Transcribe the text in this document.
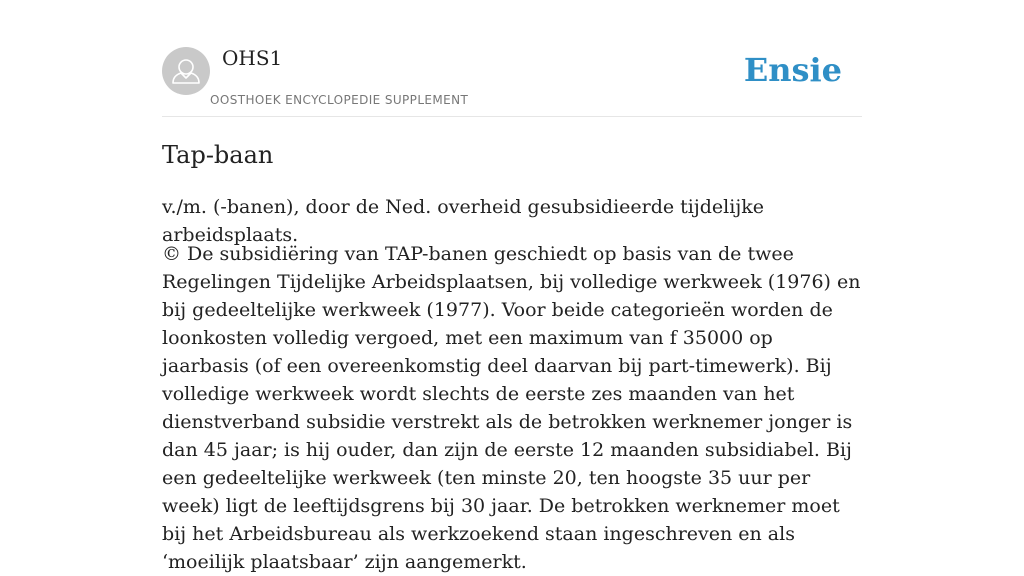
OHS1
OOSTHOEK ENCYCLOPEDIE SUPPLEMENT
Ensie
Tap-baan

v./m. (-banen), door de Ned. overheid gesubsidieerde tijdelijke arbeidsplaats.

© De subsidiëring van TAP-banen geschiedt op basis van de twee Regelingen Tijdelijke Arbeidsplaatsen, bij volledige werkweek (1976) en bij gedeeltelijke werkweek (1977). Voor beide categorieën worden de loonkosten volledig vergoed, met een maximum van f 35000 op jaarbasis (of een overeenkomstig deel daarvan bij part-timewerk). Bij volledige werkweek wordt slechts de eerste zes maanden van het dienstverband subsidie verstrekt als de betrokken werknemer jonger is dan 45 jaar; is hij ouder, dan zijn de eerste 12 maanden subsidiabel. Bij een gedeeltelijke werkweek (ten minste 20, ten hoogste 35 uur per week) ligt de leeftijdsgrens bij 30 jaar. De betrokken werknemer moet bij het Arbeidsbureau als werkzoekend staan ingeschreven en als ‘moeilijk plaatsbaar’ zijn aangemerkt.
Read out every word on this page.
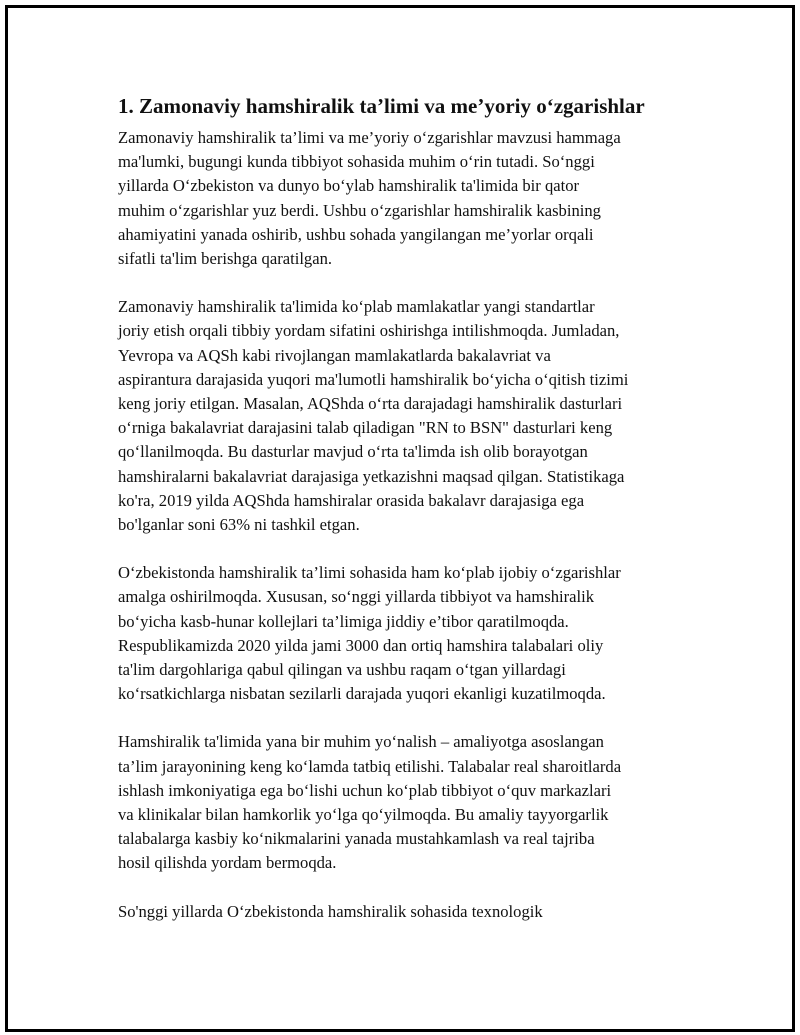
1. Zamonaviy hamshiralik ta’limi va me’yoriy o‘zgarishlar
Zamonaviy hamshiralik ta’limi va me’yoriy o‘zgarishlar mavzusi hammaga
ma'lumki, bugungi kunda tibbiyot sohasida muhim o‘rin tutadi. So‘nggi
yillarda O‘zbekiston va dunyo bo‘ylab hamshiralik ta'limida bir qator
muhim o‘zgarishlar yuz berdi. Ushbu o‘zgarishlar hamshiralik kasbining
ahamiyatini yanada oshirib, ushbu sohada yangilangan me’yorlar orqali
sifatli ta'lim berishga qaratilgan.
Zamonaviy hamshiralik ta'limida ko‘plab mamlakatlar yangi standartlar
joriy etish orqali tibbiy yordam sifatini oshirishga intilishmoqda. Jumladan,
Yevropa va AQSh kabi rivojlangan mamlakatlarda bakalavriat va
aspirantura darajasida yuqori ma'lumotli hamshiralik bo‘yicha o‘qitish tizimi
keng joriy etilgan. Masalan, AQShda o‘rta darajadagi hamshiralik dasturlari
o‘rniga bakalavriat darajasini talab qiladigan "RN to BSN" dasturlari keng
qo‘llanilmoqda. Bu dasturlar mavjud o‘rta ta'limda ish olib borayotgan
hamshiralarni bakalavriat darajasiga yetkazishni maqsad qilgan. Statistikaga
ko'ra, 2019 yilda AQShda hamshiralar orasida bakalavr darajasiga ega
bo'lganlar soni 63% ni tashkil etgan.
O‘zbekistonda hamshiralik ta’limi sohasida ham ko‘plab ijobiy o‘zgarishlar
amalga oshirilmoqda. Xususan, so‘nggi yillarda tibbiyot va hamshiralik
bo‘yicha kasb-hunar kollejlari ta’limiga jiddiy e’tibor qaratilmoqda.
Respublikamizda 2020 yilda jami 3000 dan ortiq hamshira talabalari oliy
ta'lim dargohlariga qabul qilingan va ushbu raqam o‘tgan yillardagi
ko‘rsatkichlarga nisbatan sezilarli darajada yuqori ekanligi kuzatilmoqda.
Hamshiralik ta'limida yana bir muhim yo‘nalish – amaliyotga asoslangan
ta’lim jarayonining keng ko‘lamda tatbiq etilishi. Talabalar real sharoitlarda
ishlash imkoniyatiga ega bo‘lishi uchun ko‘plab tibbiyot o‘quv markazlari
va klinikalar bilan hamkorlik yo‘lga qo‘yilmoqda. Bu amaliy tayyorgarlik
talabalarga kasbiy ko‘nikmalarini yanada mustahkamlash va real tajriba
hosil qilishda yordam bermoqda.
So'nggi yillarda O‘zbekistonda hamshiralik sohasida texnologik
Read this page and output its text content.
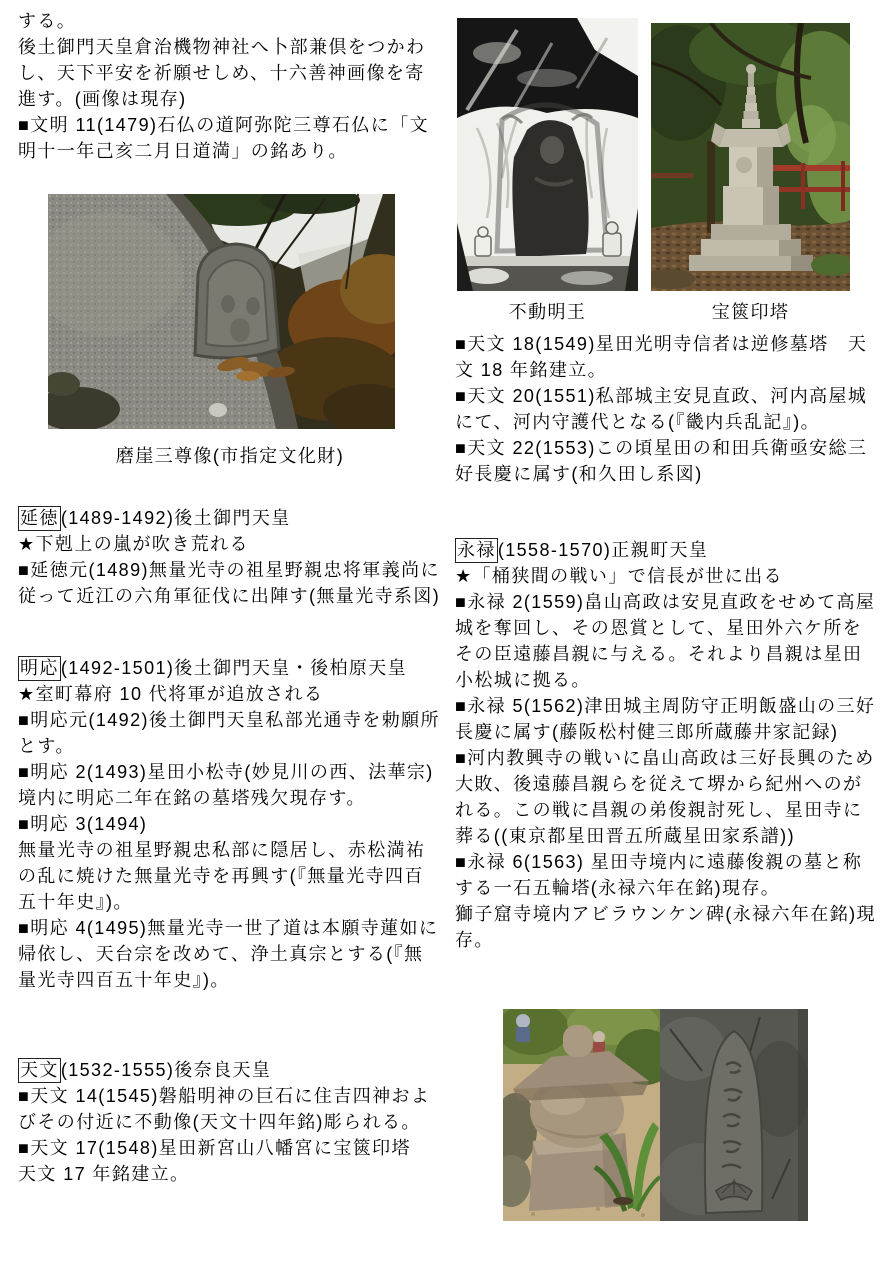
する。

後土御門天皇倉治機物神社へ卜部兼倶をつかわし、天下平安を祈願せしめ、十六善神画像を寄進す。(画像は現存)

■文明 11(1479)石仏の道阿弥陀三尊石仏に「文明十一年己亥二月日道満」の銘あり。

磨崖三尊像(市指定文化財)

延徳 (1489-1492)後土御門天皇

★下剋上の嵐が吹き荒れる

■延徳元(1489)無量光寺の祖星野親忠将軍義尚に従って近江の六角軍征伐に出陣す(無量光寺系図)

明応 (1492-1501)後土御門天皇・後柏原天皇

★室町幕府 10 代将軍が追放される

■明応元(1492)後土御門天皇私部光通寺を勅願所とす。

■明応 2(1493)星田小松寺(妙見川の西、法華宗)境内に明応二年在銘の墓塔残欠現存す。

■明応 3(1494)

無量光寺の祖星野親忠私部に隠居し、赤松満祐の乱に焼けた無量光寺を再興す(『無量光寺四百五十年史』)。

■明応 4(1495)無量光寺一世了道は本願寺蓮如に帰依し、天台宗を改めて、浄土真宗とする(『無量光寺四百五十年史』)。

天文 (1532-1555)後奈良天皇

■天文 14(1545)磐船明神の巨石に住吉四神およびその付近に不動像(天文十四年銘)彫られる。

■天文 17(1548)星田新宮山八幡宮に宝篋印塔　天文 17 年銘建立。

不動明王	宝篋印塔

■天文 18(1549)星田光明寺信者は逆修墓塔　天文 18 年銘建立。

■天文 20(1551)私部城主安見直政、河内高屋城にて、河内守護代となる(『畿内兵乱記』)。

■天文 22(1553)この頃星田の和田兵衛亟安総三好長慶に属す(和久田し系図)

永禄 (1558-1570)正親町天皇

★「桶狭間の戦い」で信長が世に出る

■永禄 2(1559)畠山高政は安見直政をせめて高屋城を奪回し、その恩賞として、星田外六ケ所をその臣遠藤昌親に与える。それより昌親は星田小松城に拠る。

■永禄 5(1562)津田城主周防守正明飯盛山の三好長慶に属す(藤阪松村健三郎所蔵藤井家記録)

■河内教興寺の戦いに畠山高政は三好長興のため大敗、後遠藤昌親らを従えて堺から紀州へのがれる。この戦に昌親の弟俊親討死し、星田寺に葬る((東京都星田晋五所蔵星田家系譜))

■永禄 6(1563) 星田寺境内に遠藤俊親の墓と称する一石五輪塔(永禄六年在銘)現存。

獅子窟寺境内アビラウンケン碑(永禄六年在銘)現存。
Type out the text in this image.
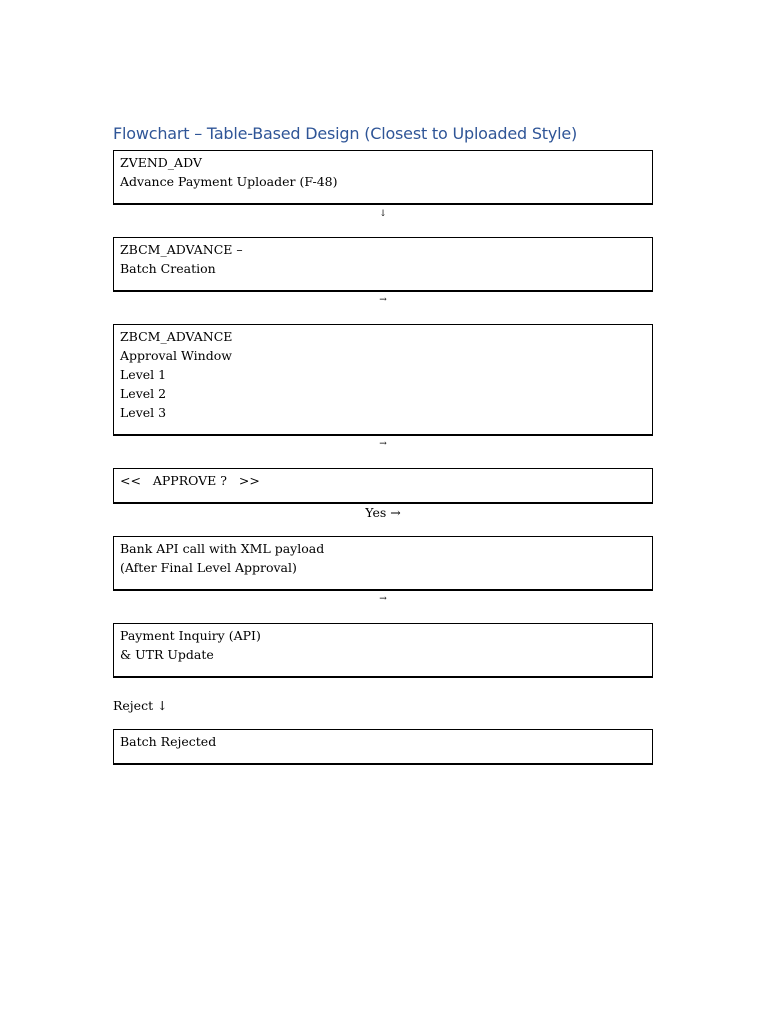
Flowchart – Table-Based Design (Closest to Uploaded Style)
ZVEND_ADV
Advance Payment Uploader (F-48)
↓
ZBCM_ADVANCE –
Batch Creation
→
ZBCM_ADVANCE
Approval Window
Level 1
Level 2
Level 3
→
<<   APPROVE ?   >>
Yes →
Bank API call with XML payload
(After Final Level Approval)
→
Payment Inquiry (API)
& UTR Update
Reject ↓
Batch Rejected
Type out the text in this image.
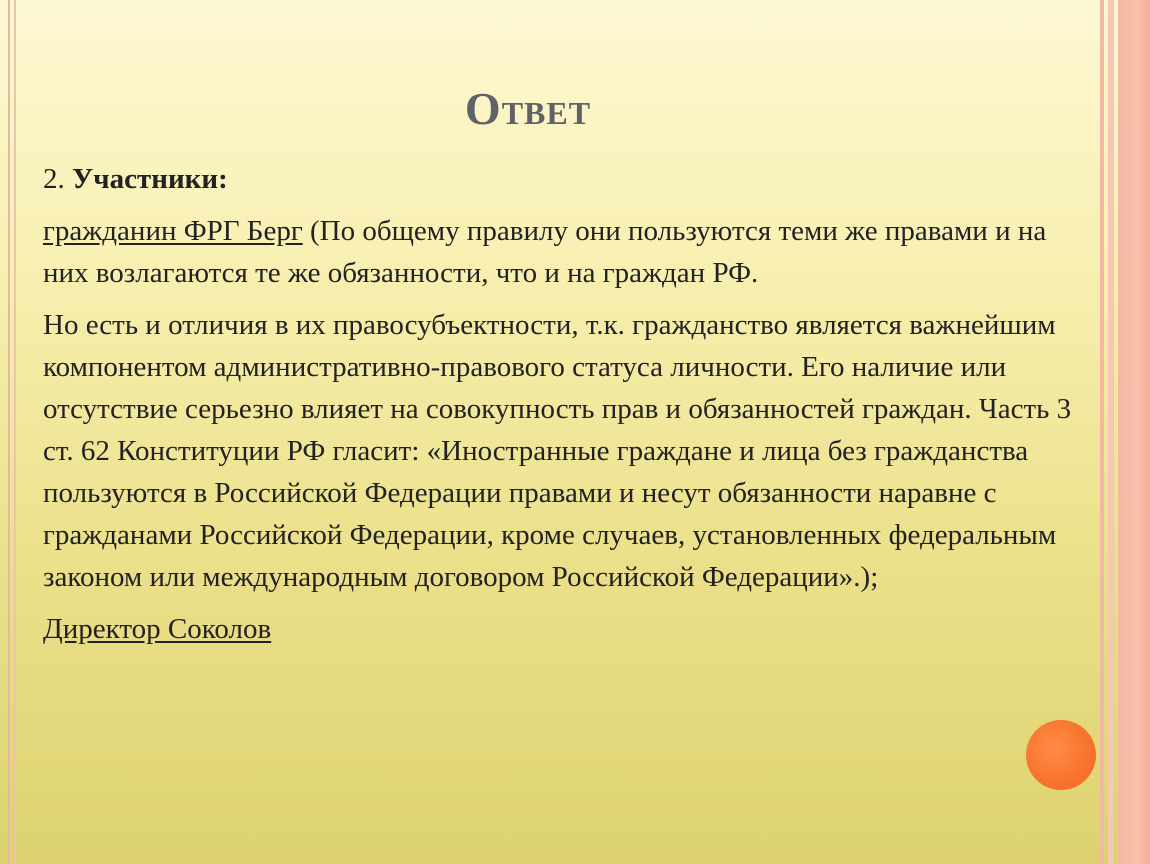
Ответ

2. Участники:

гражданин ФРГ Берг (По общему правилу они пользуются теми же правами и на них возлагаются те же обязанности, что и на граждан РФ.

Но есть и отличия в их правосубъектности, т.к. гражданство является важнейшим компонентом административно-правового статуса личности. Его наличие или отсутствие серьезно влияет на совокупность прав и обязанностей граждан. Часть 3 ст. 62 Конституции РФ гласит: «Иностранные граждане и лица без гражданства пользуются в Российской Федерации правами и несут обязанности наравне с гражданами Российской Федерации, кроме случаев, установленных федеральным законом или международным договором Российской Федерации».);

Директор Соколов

Given task
Without the pictures, restate all the entries above exactly.

Exercise result
Transcribe the text in this document.
OHS1
OOSTHOEK ENCYCLOPEDIE SUPPLEMENT
Ensie
Tap-baan

v./m. (-banen), door de Ned. overheid gesubsidieerde tijdelijke arbeidsplaats.

© De subsidiëring van TAP-banen geschiedt op basis van de twee Regelingen Tijdelijke Arbeidsplaatsen, bij volledige werkweek (1976) en bij gedeeltelijke werkweek (1977). Voor beide categorieën worden de loonkosten volledig vergoed, met een maximum van f 35000 op jaarbasis (of een overeenkomstig deel daarvan bij part-timewerk). Bij volledige werkweek wordt slechts de eerste zes maanden van het dienstverband subsidie verstrekt als de betrokken werknemer jonger is dan 45 jaar; is hij ouder, dan zijn de eerste 12 maanden subsidiabel. Bij een gedeeltelijke werkweek (ten minste 20, ten hoogste 35 uur per week) ligt de leeftijdsgrens bij 30 jaar. De betrokken werknemer moet bij het Arbeidsbureau als werkzoekend staan ingeschreven en als ‘moeilijk plaatsbaar’ zijn aangemerkt.
Read out every word on this page.
1. Zamonaviy hamshiralik ta’limi va me’yoriy o‘zgarishlar
Zamonaviy hamshiralik ta’limi va me’yoriy o‘zgarishlar mavzusi hammaga
ma'lumki, bugungi kunda tibbiyot sohasida muhim o‘rin tutadi. So‘nggi
yillarda O‘zbekiston va dunyo bo‘ylab hamshiralik ta'limida bir qator
muhim o‘zgarishlar yuz berdi. Ushbu o‘zgarishlar hamshiralik kasbining
ahamiyatini yanada oshirib, ushbu sohada yangilangan me’yorlar orqali
sifatli ta'lim berishga qaratilgan.
Zamonaviy hamshiralik ta'limida ko‘plab mamlakatlar yangi standartlar
joriy etish orqali tibbiy yordam sifatini oshirishga intilishmoqda. Jumladan,
Yevropa va AQSh kabi rivojlangan mamlakatlarda bakalavriat va
aspirantura darajasida yuqori ma'lumotli hamshiralik bo‘yicha o‘qitish tizimi
keng joriy etilgan. Masalan, AQShda o‘rta darajadagi hamshiralik dasturlari
o‘rniga bakalavriat darajasini talab qiladigan "RN to BSN" dasturlari keng
qo‘llanilmoqda. Bu dasturlar mavjud o‘rta ta'limda ish olib borayotgan
hamshiralarni bakalavriat darajasiga yetkazishni maqsad qilgan. Statistikaga
ko'ra, 2019 yilda AQShda hamshiralar orasida bakalavr darajasiga ega
bo'lganlar soni 63% ni tashkil etgan.
O‘zbekistonda hamshiralik ta’limi sohasida ham ko‘plab ijobiy o‘zgarishlar
amalga oshirilmoqda. Xususan, so‘nggi yillarda tibbiyot va hamshiralik
bo‘yicha kasb-hunar kollejlari ta’limiga jiddiy e’tibor qaratilmoqda.
Respublikamizda 2020 yilda jami 3000 dan ortiq hamshira talabalari oliy
ta'lim dargohlariga qabul qilingan va ushbu raqam o‘tgan yillardagi
ko‘rsatkichlarga nisbatan sezilarli darajada yuqori ekanligi kuzatilmoqda.
Hamshiralik ta'limida yana bir muhim yo‘nalish – amaliyotga asoslangan
ta’lim jarayonining keng ko‘lamda tatbiq etilishi. Talabalar real sharoitlarda
ishlash imkoniyatiga ega bo‘lishi uchun ko‘plab tibbiyot o‘quv markazlari
va klinikalar bilan hamkorlik yo‘lga qo‘yilmoqda. Bu amaliy tayyorgarlik
talabalarga kasbiy ko‘nikmalarini yanada mustahkamlash va real tajriba
hosil qilishda yordam bermoqda.
So'nggi yillarda O‘zbekistonda hamshiralik sohasida texnologik
Read this page and output its text content.
する。

後土御門天皇倉治機物神社へ卜部兼倶をつかわし、天下平安を祈願せしめ、十六善神画像を寄進す。(画像は現存)

■文明 11(1479)石仏の道阿弥陀三尊石仏に「文明十一年己亥二月日道満」の銘あり。

磨崖三尊像(市指定文化財)

延徳 (1489-1492)後土御門天皇

★下剋上の嵐が吹き荒れる

■延徳元(1489)無量光寺の祖星野親忠将軍義尚に従って近江の六角軍征伐に出陣す(無量光寺系図)

明応 (1492-1501)後土御門天皇・後柏原天皇

★室町幕府 10 代将軍が追放される

■明応元(1492)後土御門天皇私部光通寺を勅願所とす。

■明応 2(1493)星田小松寺(妙見川の西、法華宗)境内に明応二年在銘の墓塔残欠現存す。

■明応 3(1494)

無量光寺の祖星野親忠私部に隠居し、赤松満祐の乱に焼けた無量光寺を再興す(『無量光寺四百五十年史』)。

■明応 4(1495)無量光寺一世了道は本願寺蓮如に帰依し、天台宗を改めて、浄土真宗とする(『無量光寺四百五十年史』)。

天文 (1532-1555)後奈良天皇

■天文 14(1545)磐船明神の巨石に住吉四神およびその付近に不動像(天文十四年銘)彫られる。

■天文 17(1548)星田新宮山八幡宮に宝篋印塔　天文 17 年銘建立。

不動明王	宝篋印塔

■天文 18(1549)星田光明寺信者は逆修墓塔　天文 18 年銘建立。

■天文 20(1551)私部城主安見直政、河内高屋城にて、河内守護代となる(『畿内兵乱記』)。

■天文 22(1553)この頃星田の和田兵衛亟安総三好長慶に属す(和久田し系図)

永禄 (1558-1570)正親町天皇

★「桶狭間の戦い」で信長が世に出る

■永禄 2(1559)畠山高政は安見直政をせめて高屋城を奪回し、その恩賞として、星田外六ケ所をその臣遠藤昌親に与える。それより昌親は星田小松城に拠る。

■永禄 5(1562)津田城主周防守正明飯盛山の三好長慶に属す(藤阪松村健三郎所蔵藤井家記録)

■河内教興寺の戦いに畠山高政は三好長興のため大敗、後遠藤昌親らを従えて堺から紀州へのがれる。この戦に昌親の弟俊親討死し、星田寺に葬る((東京都星田晋五所蔵星田家系譜))

■永禄 6(1563) 星田寺境内に遠藤俊親の墓と称する一石五輪塔(永禄六年在銘)現存。

獅子窟寺境内アビラウンケン碑(永禄六年在銘)現存。
Type out the text in this image.
Flowchart – Table-Based Design (Closest to Uploaded Style)
ZVEND_ADV
Advance Payment Uploader (F-48)
↓
ZBCM_ADVANCE –
Batch Creation
→
ZBCM_ADVANCE
Approval Window
Level 1
Level 2
Level 3
→
<<   APPROVE ?   >>
Yes →
Bank API call with XML payload
(After Final Level Approval)
→
Payment Inquiry (API)
& UTR Update
Reject ↓
Batch Rejected
Type out the text in this image.
Ответ

2. Участники:

гражданин ФРГ Берг (По общему правилу они пользуются теми же правами и на них возлагаются те же обязанности, что и на граждан РФ.

Но есть и отличия в их правосубъектности, т.к. гражданство является важнейшим компонентом административно-правового статуса личности. Его наличие или отсутствие серьезно влияет на совокупность прав и обязанностей граждан. Часть 3 ст. 62 Конституции РФ гласит: «Иностранные граждане и лица без гражданства пользуются в Российской Федерации правами и несут обязанности наравне с гражданами Российской Федерации, кроме случаев, установленных федеральным законом или международным договором Российской Федерации».);

Директор Соколов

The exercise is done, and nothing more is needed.